Personal information
- Full name: Sydney Wingate
- Born: 1894 Harborne, Warwickshire, England
- Died: 17 April 1953 (aged 59) Leeds, Yorkshire, England
- Sporting nationality: England

Career
- Status: Professional

Best results in major championships
- Masters Tournament: DNP
- PGA Championship: DNP
- U.S. Open: DNP
- The Open Championship: T6: 1925

= Syd Wingate =

English golfer

Sydney Wingate (1894 – 17 April 1953) was an English professional golfer. He twice finished in the top 10 of the Open Championship, in 1920 and 1925.

==Golfing career==
Wingate was from a golfing family. His father, Frank (1872–1923), was a professional, as also were his uncles Charles and Sydney. His sister Poppy (1903–1977) was the first women to play in a professional tournament in Great Britain while his brother Roland (1896–1968) emigrated to America in 1922 and was a professional there.

Wingate was born in Harborne where his father was professional at the local club. His father moved to Hornsea in 1906. After being an assistant to his father at Hornsea, he moved again with his father to Ravensworth Golf Club, Gateshead in 1913 and was then professional at Wearside Golf Club, Sunderland from 1921 to 1923. In 1924 he became the first professional at Temple Newsam Golf Club where he stayed until leaving in 1935 due to ill-health at the age of 42. He died in 1953 following a heart attack.

## SET OF TASKS
a) According to the Syd Wingate article, which golf club hired Wingate as its first professional in 1924?
b) Quote the part of the Syd Wingate article that opens with the words containing "English golfer" and closes with "a professional there.".
c) Continue the Syd Wingate article from its last sentence.
You won't need the items to do this work.

## GIVEN RECORDS
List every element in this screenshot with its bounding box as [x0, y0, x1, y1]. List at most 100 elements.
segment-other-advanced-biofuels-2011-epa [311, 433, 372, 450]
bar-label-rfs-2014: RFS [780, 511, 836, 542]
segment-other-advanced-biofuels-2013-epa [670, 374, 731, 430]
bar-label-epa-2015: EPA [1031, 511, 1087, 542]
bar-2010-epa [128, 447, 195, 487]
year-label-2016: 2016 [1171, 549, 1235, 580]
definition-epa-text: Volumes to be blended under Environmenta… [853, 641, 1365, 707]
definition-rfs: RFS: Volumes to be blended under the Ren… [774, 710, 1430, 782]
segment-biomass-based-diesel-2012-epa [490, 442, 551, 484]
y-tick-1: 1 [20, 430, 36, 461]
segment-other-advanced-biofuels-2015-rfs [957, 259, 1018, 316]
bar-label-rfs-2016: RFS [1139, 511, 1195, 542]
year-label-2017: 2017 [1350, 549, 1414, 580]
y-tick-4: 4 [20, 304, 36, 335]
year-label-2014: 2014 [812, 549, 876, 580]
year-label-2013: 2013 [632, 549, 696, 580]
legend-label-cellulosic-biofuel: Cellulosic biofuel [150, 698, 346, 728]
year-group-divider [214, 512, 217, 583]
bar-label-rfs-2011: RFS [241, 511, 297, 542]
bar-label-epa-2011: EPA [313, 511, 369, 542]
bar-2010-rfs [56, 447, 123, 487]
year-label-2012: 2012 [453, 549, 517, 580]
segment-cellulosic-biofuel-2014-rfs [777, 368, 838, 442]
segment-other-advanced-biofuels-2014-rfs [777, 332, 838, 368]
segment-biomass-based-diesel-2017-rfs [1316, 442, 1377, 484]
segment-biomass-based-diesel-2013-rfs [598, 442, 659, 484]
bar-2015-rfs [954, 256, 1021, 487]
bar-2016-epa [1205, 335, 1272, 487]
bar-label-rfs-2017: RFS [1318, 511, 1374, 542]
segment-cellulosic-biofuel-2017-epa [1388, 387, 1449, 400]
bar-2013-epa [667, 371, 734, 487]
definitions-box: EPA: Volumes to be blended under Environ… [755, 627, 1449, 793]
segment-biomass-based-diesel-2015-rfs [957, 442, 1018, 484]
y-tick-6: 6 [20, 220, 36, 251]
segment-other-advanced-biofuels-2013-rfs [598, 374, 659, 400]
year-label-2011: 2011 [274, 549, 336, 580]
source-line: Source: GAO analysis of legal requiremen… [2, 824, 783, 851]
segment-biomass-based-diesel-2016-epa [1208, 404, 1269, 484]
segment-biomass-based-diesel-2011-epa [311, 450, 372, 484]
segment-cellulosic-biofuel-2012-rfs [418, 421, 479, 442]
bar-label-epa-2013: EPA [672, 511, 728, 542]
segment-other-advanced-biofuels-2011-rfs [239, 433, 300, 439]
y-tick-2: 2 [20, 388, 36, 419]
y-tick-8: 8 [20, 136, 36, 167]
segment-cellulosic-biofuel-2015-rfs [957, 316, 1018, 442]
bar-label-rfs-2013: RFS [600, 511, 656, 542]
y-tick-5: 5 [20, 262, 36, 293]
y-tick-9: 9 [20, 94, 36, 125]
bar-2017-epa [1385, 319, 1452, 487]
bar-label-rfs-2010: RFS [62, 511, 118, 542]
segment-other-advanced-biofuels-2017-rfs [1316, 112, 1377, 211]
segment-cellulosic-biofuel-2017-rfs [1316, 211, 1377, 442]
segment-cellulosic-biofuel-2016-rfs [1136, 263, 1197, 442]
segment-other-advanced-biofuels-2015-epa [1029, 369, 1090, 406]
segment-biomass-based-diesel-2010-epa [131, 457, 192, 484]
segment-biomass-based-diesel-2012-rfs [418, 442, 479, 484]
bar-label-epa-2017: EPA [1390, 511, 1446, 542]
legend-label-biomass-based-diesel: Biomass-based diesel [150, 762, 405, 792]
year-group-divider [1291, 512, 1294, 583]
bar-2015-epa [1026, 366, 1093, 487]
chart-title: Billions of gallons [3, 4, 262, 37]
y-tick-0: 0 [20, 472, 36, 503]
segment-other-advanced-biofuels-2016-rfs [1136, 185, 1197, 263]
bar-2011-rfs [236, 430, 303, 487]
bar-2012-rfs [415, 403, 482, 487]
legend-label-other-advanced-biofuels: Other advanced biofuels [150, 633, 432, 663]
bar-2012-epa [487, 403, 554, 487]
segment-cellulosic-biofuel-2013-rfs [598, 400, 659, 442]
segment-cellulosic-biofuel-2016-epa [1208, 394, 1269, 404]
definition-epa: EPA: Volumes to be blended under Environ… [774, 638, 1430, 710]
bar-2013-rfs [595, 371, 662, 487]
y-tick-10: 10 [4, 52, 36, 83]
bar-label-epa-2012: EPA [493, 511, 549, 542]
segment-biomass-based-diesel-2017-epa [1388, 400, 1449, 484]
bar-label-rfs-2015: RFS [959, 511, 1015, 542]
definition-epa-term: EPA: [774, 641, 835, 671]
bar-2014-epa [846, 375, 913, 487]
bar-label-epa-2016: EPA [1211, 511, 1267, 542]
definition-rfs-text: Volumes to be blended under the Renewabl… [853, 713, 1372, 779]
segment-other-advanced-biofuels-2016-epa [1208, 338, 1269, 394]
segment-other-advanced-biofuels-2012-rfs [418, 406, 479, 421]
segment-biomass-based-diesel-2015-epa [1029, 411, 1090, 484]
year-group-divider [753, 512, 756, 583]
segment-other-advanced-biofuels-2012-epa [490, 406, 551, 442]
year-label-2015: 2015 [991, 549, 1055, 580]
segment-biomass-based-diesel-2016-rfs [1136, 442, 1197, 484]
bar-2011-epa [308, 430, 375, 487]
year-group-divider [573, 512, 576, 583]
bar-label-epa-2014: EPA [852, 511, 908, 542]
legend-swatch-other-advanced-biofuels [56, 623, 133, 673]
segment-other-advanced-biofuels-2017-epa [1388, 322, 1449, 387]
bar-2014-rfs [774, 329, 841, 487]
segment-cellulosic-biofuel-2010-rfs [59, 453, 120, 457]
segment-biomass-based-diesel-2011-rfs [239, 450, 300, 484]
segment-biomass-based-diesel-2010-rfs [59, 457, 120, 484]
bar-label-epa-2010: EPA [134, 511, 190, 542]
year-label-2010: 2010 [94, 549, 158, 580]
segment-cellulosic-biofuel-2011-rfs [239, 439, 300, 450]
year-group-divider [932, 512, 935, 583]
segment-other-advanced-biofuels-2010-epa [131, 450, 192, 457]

## ANSWERS TO EACH TASK
a) Temple Newsam Golf Club

b)
English golfer

Sydney Wingate (1894 – 17 April 1953) was an English professional golfer. He twice finished in the top 10 of the Open Championship, in 1920 and 1925.

==Golfing career==
Wingate was from a golfing family. His father, Frank (1872–1923), was a professional, as also were his uncles Charles and Sydney. His sister Poppy (1903–1977) was the first women to play in a professional tournament in Great Britain while his brother Roland (1896–1968) emigrated to America in 1922 and was a professional there.

c)
Wingate won the Northumberland and Durham Open Championship four times in succession from 1920 to 1923 and the Yorkshire Open Championship in 1928. He was runner-up in the Leeds Cup in 1920 and a semi-finalist in the News of the World Matchplay in 1921.

==Results in major championships==

| Tournament | 1920 | 1921 | 1922 | 1923 | 1924 | 1925 | 1926 | 1927 | 1928 |
|---|---|---|---|---|---|---|---|---|---|
| The Open Championship | T7 |  |  | T12 | T22 | T6 | CUT |  | T23 |

Note: Wingate only played in The Open Championship.